## Task instructions
From the entries below, copy out every line with "modò" in it.

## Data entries
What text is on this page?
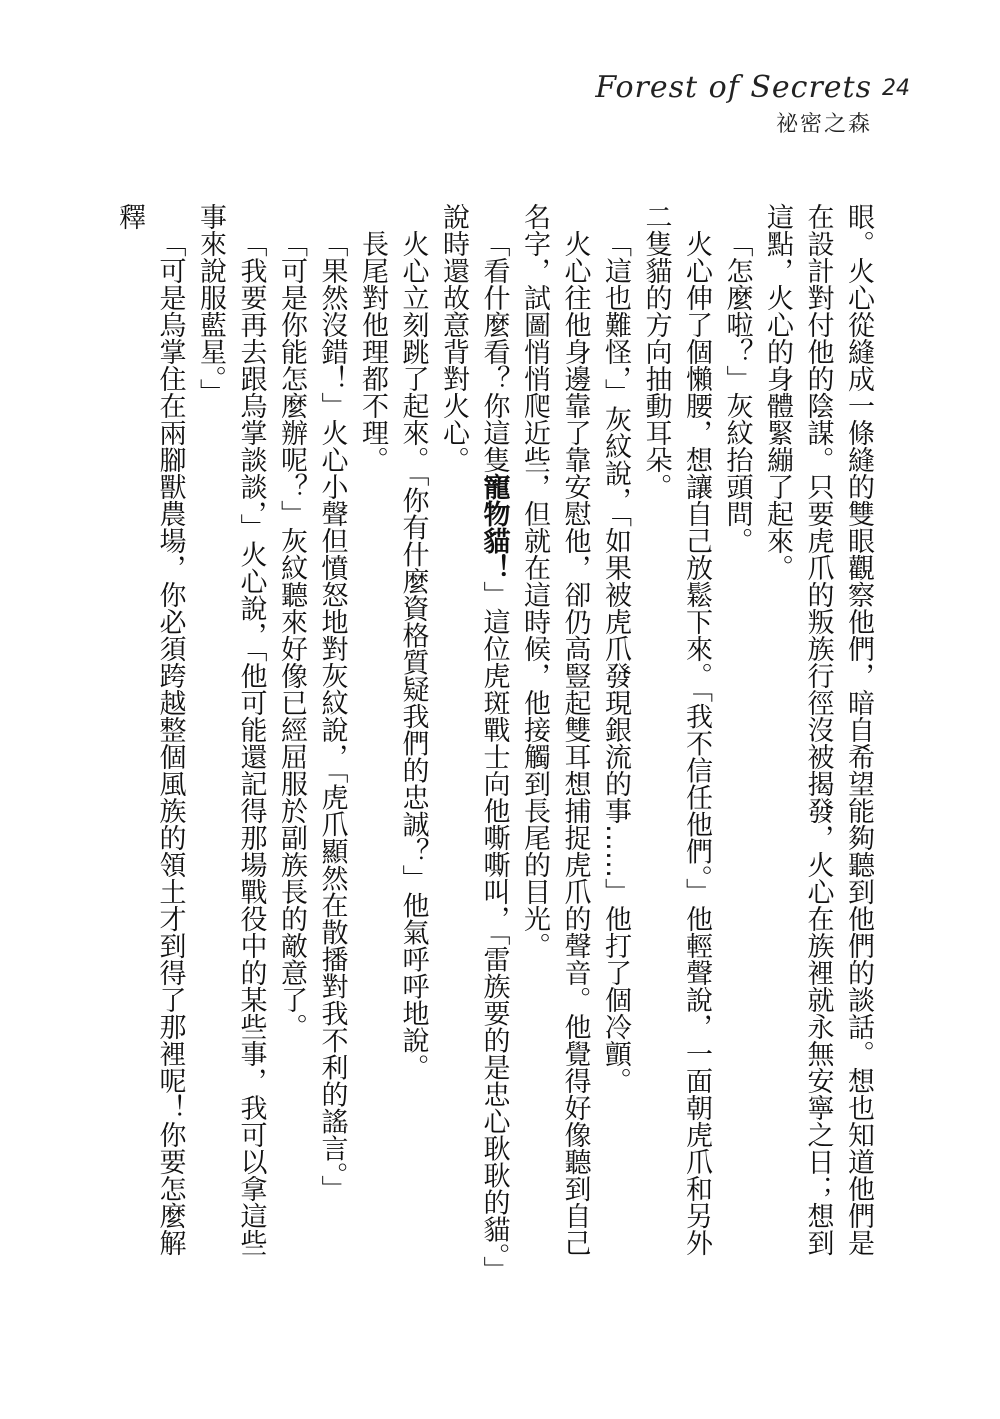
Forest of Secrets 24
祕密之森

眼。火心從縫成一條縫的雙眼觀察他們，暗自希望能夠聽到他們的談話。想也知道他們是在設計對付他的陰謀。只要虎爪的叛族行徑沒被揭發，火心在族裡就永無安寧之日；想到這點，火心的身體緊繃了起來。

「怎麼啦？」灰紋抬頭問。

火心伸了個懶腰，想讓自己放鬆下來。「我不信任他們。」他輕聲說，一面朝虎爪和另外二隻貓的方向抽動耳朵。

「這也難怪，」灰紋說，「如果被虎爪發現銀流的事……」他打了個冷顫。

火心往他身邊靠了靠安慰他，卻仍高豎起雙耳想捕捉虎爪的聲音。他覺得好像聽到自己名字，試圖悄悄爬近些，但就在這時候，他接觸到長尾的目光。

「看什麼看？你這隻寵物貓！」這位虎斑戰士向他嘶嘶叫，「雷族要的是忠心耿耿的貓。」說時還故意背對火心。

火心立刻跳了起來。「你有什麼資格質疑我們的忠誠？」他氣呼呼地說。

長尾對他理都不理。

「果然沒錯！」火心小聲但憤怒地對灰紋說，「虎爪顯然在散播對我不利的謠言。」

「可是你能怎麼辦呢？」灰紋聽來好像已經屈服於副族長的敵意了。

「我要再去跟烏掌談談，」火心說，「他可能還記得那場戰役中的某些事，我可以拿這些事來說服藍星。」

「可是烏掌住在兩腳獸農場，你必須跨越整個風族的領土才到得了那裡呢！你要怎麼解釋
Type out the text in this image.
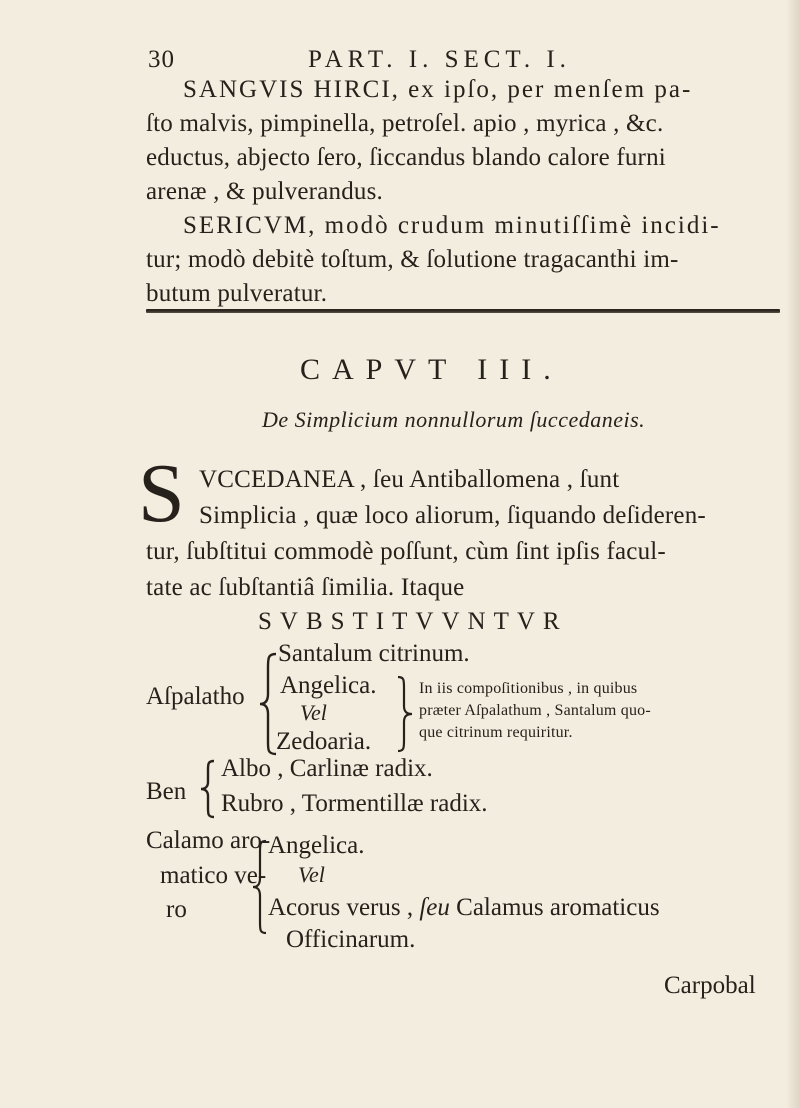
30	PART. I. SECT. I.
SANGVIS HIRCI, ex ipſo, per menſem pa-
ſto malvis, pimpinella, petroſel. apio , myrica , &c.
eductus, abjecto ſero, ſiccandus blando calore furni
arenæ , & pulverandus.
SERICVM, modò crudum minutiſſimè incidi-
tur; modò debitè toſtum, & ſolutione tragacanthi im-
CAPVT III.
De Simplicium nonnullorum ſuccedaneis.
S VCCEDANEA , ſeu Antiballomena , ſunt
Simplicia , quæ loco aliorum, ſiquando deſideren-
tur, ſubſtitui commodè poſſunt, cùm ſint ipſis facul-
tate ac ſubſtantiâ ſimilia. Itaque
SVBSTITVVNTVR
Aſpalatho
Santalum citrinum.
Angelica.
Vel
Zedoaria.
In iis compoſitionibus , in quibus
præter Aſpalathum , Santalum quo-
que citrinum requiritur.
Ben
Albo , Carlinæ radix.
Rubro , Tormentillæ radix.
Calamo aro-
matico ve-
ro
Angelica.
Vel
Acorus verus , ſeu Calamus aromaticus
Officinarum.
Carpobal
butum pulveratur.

## Task result
SERICVM, modò crudum minutiſſimè incidi-
tur; modò debitè toſtum, & ſolutione tragacanthi im-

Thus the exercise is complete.